[Figure record extracts]
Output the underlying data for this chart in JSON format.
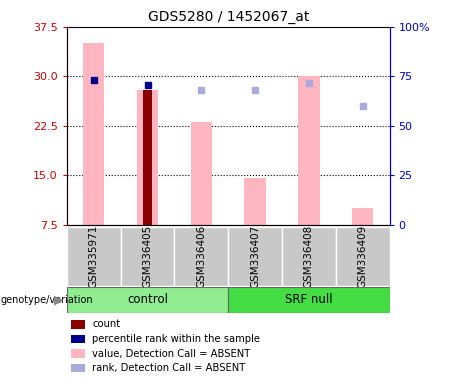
{
  "title": "GDS5280 / 1452067_at",
  "samples": [
    "GSM335971",
    "GSM336405",
    "GSM336406",
    "GSM336407",
    "GSM336408",
    "GSM336409"
  ],
  "ylim_left": [
    7.5,
    37.5
  ],
  "ylim_right": [
    0,
    100
  ],
  "yticks_left": [
    7.5,
    15.0,
    22.5,
    30.0,
    37.5
  ],
  "yticks_right": [
    0,
    25,
    50,
    75,
    100
  ],
  "pink_bar_values": [
    35.0,
    28.0,
    23.0,
    14.5,
    30.0,
    10.0
  ],
  "dark_red_bar_value": 28.0,
  "dark_red_bar_index": 1,
  "blue_square_data": [
    [
      0,
      29.5
    ],
    [
      1,
      28.7
    ]
  ],
  "light_blue_square_data": [
    [
      2,
      28.0
    ],
    [
      3,
      28.0
    ],
    [
      4,
      29.0
    ],
    [
      5,
      25.5
    ]
  ],
  "pink_bar_color": "#FFB6C1",
  "dark_red_bar_color": "#8B0000",
  "blue_square_color": "#00008B",
  "light_blue_square_color": "#AAAADD",
  "ctrl_color": "#90EE90",
  "srf_color": "#44DD44",
  "label_bg_color": "#C8C8C8",
  "left_axis_color": "#CC0000",
  "right_axis_color": "#0000CC",
  "bar_width": 0.4,
  "dark_bar_width": 0.15
}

*Short problem:*
Strip out the images, then output the records above word for word.

*Exercise result:*
Output the underlying data for this chart in JSON format.
{
  "title": "GDS5280 / 1452067_at",
  "samples": [
    "GSM335971",
    "GSM336405",
    "GSM336406",
    "GSM336407",
    "GSM336408",
    "GSM336409"
  ],
  "ylim_left": [
    7.5,
    37.5
  ],
  "ylim_right": [
    0,
    100
  ],
  "yticks_left": [
    7.5,
    15.0,
    22.5,
    30.0,
    37.5
  ],
  "yticks_right": [
    0,
    25,
    50,
    75,
    100
  ],
  "pink_bar_values": [
    35.0,
    28.0,
    23.0,
    14.5,
    30.0,
    10.0
  ],
  "dark_red_bar_value": 28.0,
  "dark_red_bar_index": 1,
  "blue_square_data": [
    [
      0,
      29.5
    ],
    [
      1,
      28.7
    ]
  ],
  "light_blue_square_data": [
    [
      2,
      28.0
    ],
    [
      3,
      28.0
    ],
    [
      4,
      29.0
    ],
    [
      5,
      25.5
    ]
  ],
  "pink_bar_color": "#FFB6C1",
  "dark_red_bar_color": "#8B0000",
  "blue_square_color": "#00008B",
  "light_blue_square_color": "#AAAADD",
  "ctrl_color": "#90EE90",
  "srf_color": "#44DD44",
  "label_bg_color": "#C8C8C8",
  "left_axis_color": "#CC0000",
  "right_axis_color": "#0000CC",
  "bar_width": 0.4,
  "dark_bar_width": 0.15
}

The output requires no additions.